▶ _Objective_
Will you transcribe the entries that follow, exactly and in full?
==== Supplied entries ====
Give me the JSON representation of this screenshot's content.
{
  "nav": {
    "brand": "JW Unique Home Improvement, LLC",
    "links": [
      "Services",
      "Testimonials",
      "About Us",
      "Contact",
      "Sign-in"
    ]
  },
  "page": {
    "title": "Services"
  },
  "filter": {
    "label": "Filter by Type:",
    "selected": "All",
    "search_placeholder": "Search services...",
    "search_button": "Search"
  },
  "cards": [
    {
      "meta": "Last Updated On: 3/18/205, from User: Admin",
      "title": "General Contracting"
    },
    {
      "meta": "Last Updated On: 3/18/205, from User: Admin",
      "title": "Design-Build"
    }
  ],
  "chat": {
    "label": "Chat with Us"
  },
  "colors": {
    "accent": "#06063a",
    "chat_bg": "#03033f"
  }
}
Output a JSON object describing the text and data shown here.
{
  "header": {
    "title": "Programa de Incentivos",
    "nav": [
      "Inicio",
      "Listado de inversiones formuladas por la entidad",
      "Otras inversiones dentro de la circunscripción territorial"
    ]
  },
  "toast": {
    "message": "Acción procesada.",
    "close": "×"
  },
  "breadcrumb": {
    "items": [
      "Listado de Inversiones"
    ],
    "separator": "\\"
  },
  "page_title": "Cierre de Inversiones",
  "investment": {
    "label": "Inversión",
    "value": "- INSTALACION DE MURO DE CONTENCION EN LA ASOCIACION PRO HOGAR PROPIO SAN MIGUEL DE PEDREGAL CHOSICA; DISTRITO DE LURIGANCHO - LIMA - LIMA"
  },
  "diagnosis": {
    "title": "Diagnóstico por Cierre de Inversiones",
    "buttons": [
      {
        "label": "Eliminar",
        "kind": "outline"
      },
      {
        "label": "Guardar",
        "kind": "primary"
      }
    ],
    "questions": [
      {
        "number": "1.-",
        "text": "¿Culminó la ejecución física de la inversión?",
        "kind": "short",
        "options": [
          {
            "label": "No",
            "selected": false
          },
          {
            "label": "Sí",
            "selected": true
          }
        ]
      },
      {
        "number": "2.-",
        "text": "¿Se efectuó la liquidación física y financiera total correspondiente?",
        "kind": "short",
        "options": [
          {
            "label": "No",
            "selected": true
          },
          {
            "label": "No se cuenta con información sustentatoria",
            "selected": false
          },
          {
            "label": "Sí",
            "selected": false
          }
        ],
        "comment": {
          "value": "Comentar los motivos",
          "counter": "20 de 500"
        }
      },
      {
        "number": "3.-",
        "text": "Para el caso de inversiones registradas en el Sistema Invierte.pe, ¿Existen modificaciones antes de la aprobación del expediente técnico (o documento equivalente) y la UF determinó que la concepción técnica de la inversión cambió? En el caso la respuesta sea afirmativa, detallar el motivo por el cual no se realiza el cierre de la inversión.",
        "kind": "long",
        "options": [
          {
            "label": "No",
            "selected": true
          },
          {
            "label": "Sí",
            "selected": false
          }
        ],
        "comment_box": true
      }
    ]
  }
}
====
▶ _Correct output_
Give me the JSON representation of this screenshot's content.
{
  "nav": {
    "brand": "JW Unique Home Improvement, LLC",
    "links": [
      "Services",
      "Testimonials",
      "About Us",
      "Contact",
      "Sign-in"
    ]
  },
  "page": {
    "title": "Services"
  },
  "filter": {
    "label": "Filter by Type:",
    "selected": "All",
    "search_placeholder": "Search services...",
    "search_button": "Search"
  },
  "cards": [
    {
      "meta": "Last Updated On: 3/18/205, from User: Admin",
      "title": "General Contracting"
    },
    {
      "meta": "Last Updated On: 3/18/205, from User: Admin",
      "title": "Design-Build"
    }
  ],
  "chat": {
    "label": "Chat with Us"
  },
  "colors": {
    "accent": "#06063a",
    "chat_bg": "#03033f"
  }
}
Output a JSON object describing the text and data shown here.
{
  "header": {
    "title": "Programa de Incentivos",
    "nav": [
      "Inicio",
      "Listado de inversiones formuladas por la entidad",
      "Otras inversiones dentro de la circunscripción territorial"
    ]
  },
  "toast": {
    "message": "Acción procesada.",
    "close": "×"
  },
  "breadcrumb": {
    "items": [
      "Listado de Inversiones"
    ],
    "separator": "\\"
  },
  "page_title": "Cierre de Inversiones",
  "investment": {
    "label": "Inversión",
    "value": "- INSTALACION DE MURO DE CONTENCION EN LA ASOCIACION PRO HOGAR PROPIO SAN MIGUEL DE PEDREGAL CHOSICA; DISTRITO DE LURIGANCHO - LIMA - LIMA"
  },
  "diagnosis": {
    "title": "Diagnóstico por Cierre de Inversiones",
    "buttons": [
      {
        "label": "Eliminar",
        "kind": "outline"
      },
      {
        "label": "Guardar",
        "kind": "primary"
      }
    ],
    "questions": [
      {
        "number": "1.-",
        "text": "¿Culminó la ejecución física de la inversión?",
        "kind": "short",
        "options": [
          {
            "label": "No",
            "selected": false
          },
          {
            "label": "Sí",
            "selected": true
          }
        ]
      },
      {
        "number": "2.-",
        "text": "¿Se efectuó la liquidación física y financiera total correspondiente?",
        "kind": "short",
        "options": [
          {
            "label": "No",
            "selected": true
          },
          {
            "label": "No se cuenta con información sustentatoria",
            "selected": false
          },
          {
            "label": "Sí",
            "selected": false
          }
        ],
        "comment": {
          "value": "Comentar los motivos",
          "counter": "20 de 500"
        }
      },
      {
        "number": "3.-",
        "text": "Para el caso de inversiones registradas en el Sistema Invierte.pe, ¿Existen modificaciones antes de la aprobación del expediente técnico (o documento equivalente) y la UF determinó que la concepción técnica de la inversión cambió? En el caso la respuesta sea afirmativa, detallar el motivo por el cual no se realiza el cierre de la inversión.",
        "kind": "long",
        "options": [
          {
            "label": "No",
            "selected": true
          },
          {
            "label": "Sí",
            "selected": false
          }
        ],
        "comment_box": true
      }
    ]
  }
}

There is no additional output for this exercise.